Work to be completed: Transcribe the records in full, keeping every character as it is.

+ + + + + + +

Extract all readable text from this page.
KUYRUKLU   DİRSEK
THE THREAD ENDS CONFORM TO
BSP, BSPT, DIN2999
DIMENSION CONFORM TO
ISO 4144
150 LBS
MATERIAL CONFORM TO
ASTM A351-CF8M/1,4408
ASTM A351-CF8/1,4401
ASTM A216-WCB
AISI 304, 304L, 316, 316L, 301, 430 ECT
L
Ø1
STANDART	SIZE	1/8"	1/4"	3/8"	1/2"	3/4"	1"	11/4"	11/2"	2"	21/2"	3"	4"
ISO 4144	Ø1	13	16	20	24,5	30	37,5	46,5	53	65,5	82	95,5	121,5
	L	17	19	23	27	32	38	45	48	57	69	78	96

+ + + + + + +

Worked answer:
Extract all readable text from this page.
KUYRUKLU   DİRSEK
THE THREAD ENDS CONFORM TO
BSP, BSPT, DIN2999
DIMENSION CONFORM TO
ISO 4144
150 LBS
MATERIAL CONFORM TO
ASTM A351-CF8M/1,4408
ASTM A351-CF8/1,4401
ASTM A216-WCB
AISI 304, 304L, 316, 316L, 301, 430 ECT
L
Ø1
STANDART	SIZE	1/8"	1/4"	3/8"	1/2"	3/4"	1"	11/4"	11/2"	2"	21/2"	3"	4"
ISO 4144	Ø1	13	16	20	24,5	30	37,5	46,5	53	65,5	82	95,5	121,5
	L	17	19	23	27	32	38	45	48	57	69	78	96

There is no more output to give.